Exercise goal ▸ Your task is to give the data again, exactly, with every line intact.

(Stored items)
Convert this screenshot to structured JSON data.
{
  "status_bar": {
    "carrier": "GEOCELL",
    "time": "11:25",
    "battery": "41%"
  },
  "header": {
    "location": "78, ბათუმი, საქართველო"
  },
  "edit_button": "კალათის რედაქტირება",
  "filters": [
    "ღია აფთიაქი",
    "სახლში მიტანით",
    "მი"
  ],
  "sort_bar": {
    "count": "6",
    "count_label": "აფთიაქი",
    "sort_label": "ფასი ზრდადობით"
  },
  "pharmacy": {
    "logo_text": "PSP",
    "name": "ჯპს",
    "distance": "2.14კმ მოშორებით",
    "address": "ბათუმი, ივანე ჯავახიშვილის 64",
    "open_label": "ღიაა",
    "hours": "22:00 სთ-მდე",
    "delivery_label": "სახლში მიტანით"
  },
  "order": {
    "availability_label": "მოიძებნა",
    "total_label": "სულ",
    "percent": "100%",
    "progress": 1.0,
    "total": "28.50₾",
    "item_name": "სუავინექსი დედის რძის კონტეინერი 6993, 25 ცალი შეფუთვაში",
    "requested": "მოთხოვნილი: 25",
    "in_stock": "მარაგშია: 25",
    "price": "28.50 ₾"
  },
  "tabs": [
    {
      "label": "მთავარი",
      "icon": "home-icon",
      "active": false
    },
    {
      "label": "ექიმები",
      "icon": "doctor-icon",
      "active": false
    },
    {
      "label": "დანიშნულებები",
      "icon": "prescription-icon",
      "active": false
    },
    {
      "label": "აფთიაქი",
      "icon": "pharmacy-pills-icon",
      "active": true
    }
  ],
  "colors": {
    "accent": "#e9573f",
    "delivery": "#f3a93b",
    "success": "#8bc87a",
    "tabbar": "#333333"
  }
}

Response to this exercise ▸
Convert this screenshot to structured JSON data.
{
  "status_bar": {
    "carrier": "GEOCELL",
    "time": "11:25",
    "battery": "41%"
  },
  "header": {
    "location": "78, ბათუმი, საქართველო"
  },
  "edit_button": "კალათის რედაქტირება",
  "filters": [
    "ღია აფთიაქი",
    "სახლში მიტანით",
    "მი"
  ],
  "sort_bar": {
    "count": "6",
    "count_label": "აფთიაქი",
    "sort_label": "ფასი ზრდადობით"
  },
  "pharmacy": {
    "logo_text": "PSP",
    "name": "ჯპს",
    "distance": "2.14კმ მოშორებით",
    "address": "ბათუმი, ივანე ჯავახიშვილის 64",
    "open_label": "ღიაა",
    "hours": "22:00 სთ-მდე",
    "delivery_label": "სახლში მიტანით"
  },
  "order": {
    "availability_label": "მოიძებნა",
    "total_label": "სულ",
    "percent": "100%",
    "progress": 1.0,
    "total": "28.50₾",
    "item_name": "სუავინექსი დედის რძის კონტეინერი 6993, 25 ცალი შეფუთვაში",
    "requested": "მოთხოვნილი: 25",
    "in_stock": "მარაგშია: 25",
    "price": "28.50 ₾"
  },
  "tabs": [
    {
      "label": "მთავარი",
      "icon": "home-icon",
      "active": false
    },
    {
      "label": "ექიმები",
      "icon": "doctor-icon",
      "active": false
    },
    {
      "label": "დანიშნულებები",
      "icon": "prescription-icon",
      "active": false
    },
    {
      "label": "აფთიაქი",
      "icon": "pharmacy-pills-icon",
      "active": true
    }
  ],
  "colors": {
    "accent": "#e9573f",
    "delivery": "#f3a93b",
    "success": "#8bc87a",
    "tabbar": "#333333"
  }
}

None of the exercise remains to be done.